--- YOUR TASK ---
Check each line of the entries below for the string "thresholded"; copy every line where it appears.

**** INPUT FOR THIS TASK

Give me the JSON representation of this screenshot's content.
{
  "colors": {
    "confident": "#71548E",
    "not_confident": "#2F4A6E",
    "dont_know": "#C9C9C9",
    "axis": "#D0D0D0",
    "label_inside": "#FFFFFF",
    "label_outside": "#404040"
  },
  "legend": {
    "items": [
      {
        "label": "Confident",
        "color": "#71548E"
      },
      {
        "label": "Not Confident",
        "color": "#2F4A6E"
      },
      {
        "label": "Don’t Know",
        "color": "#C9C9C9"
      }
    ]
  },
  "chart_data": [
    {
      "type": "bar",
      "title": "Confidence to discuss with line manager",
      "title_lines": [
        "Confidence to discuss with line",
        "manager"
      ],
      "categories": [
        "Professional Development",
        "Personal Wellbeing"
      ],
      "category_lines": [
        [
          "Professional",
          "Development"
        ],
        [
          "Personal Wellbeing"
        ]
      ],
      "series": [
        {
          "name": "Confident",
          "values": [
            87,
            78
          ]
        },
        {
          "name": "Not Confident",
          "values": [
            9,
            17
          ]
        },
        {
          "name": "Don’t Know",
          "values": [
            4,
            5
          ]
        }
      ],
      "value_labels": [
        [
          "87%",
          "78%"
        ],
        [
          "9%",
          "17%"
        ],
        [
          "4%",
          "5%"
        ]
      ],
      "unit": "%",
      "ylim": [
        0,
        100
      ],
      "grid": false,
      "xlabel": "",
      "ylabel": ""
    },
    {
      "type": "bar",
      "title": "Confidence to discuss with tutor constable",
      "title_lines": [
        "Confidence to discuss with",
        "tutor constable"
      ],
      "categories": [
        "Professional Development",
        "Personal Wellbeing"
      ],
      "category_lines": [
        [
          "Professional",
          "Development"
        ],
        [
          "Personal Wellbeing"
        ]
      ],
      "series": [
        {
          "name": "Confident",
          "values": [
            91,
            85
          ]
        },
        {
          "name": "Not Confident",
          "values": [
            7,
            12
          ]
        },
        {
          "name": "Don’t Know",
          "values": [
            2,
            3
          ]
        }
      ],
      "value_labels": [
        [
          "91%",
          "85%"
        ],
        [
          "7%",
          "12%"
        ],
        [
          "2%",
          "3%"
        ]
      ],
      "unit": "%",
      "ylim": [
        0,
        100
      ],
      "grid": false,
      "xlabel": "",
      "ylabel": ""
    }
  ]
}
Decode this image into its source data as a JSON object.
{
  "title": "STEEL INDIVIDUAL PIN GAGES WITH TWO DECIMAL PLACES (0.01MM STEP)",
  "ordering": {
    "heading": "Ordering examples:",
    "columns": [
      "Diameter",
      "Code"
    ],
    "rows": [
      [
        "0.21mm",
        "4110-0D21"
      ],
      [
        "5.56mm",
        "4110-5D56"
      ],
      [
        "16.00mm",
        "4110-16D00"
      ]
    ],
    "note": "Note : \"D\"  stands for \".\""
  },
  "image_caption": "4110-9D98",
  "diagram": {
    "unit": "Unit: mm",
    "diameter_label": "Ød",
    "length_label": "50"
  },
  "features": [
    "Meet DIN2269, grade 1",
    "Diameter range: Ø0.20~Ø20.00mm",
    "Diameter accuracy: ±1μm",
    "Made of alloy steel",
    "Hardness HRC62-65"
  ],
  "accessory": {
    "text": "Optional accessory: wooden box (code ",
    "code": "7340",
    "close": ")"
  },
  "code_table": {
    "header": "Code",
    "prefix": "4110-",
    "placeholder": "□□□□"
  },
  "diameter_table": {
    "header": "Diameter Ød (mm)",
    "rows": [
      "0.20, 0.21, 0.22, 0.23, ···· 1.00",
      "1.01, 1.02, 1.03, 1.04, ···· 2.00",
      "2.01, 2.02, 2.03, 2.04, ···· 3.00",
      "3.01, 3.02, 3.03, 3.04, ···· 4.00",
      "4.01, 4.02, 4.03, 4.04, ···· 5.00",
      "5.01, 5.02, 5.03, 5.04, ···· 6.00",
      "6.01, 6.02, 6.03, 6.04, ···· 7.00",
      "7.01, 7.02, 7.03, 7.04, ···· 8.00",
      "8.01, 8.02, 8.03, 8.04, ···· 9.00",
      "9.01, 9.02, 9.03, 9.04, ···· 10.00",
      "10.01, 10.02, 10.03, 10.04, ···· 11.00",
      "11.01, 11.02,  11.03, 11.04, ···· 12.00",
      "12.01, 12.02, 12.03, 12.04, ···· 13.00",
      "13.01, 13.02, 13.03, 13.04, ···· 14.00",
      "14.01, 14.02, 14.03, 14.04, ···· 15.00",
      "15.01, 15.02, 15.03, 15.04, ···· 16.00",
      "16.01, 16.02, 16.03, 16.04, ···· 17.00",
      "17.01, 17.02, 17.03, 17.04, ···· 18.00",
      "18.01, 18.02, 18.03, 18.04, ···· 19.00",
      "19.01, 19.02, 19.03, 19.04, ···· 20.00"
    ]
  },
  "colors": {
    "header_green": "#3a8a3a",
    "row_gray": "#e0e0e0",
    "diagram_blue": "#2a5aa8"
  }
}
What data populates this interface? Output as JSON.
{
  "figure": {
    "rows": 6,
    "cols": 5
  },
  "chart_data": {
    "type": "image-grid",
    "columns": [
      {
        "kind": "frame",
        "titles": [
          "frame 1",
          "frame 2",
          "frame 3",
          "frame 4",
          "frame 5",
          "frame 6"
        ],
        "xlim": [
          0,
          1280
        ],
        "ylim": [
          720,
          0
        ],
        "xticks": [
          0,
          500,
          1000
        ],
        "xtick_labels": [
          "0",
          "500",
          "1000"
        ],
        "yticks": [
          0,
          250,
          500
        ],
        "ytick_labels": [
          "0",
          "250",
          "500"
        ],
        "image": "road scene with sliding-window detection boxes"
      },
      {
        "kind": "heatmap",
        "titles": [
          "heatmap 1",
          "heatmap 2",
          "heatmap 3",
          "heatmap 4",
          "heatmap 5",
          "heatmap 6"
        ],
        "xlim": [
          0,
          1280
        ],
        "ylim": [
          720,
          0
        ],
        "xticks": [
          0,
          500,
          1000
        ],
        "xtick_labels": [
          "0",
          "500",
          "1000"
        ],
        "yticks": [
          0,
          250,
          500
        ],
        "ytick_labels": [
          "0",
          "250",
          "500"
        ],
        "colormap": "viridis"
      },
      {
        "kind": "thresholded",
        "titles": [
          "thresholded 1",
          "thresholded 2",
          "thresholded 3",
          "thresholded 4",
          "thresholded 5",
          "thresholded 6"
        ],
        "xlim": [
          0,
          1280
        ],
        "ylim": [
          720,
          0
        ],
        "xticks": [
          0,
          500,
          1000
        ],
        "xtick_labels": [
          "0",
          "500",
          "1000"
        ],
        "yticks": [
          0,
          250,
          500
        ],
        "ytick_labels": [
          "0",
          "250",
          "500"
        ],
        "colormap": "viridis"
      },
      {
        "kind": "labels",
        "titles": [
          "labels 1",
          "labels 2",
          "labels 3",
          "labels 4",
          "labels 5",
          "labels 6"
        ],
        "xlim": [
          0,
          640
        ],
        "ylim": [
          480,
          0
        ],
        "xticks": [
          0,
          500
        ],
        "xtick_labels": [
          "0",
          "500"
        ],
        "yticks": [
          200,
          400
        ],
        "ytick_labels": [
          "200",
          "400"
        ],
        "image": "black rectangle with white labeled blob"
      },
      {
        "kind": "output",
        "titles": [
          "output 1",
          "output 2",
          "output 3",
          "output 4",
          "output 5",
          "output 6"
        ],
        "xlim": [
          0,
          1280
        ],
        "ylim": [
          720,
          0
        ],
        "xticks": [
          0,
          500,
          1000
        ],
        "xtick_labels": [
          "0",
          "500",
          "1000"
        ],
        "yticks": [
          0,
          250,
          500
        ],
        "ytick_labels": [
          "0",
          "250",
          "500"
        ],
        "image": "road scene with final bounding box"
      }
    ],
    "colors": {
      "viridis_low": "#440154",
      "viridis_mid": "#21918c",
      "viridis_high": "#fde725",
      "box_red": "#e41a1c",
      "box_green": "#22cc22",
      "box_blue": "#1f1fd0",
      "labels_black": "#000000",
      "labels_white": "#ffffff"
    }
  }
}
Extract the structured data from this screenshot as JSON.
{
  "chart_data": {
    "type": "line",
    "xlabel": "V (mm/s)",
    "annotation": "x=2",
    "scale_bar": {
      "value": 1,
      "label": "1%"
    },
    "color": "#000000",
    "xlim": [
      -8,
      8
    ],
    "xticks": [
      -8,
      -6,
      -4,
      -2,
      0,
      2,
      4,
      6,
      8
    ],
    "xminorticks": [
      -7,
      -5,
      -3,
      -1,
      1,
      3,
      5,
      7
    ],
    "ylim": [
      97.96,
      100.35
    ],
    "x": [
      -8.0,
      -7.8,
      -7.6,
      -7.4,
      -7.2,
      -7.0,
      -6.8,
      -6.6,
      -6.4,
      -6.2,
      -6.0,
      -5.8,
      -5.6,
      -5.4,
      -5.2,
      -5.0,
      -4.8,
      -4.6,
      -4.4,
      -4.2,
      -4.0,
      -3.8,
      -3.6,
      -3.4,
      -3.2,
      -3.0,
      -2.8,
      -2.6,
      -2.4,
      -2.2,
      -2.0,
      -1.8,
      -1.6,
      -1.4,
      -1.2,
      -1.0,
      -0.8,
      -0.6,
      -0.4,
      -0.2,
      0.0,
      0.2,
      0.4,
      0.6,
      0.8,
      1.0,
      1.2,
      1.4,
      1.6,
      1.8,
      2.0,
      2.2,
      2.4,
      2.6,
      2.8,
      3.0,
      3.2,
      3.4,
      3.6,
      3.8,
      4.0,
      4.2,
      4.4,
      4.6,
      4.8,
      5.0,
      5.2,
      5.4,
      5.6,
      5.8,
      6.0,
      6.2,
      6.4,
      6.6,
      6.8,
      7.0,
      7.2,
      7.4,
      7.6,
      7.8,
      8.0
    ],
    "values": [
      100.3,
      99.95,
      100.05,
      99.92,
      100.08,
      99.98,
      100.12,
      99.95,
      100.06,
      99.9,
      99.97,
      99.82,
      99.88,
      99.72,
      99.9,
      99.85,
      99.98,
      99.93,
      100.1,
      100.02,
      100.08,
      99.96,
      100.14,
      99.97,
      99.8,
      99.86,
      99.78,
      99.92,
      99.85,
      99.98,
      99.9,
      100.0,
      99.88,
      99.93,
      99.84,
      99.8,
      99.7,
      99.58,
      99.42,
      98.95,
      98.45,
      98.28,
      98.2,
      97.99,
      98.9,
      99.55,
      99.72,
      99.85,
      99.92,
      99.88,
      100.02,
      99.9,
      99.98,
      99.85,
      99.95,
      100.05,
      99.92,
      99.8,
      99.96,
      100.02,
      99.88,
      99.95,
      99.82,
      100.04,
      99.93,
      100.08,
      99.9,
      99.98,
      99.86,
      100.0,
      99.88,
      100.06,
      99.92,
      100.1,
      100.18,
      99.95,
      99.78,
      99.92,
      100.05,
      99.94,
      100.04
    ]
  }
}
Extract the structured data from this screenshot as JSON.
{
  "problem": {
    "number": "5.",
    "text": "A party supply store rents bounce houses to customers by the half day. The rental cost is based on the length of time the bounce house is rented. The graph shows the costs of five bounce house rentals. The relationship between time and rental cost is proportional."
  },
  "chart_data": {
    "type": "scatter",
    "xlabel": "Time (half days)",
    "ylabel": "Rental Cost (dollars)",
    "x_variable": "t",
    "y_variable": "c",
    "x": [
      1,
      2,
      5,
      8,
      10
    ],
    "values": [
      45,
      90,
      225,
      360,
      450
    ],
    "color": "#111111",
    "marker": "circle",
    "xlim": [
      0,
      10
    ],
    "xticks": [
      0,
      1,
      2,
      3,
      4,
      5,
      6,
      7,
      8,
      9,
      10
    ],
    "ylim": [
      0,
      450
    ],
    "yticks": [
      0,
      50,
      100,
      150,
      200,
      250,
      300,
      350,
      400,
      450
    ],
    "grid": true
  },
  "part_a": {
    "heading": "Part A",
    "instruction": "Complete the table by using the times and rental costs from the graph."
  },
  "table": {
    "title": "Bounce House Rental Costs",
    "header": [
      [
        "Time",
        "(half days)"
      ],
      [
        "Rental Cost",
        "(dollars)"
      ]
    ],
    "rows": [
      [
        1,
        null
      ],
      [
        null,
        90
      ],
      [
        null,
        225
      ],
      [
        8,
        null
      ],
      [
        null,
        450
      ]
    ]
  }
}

********

--- ANSWER TO THE TASK ---
        "kind": "thresholded",
          "thresholded 1",
          "thresholded 2",
          "thresholded 3",
          "thresholded 4",
          "thresholded 5",
          "thresholded 6"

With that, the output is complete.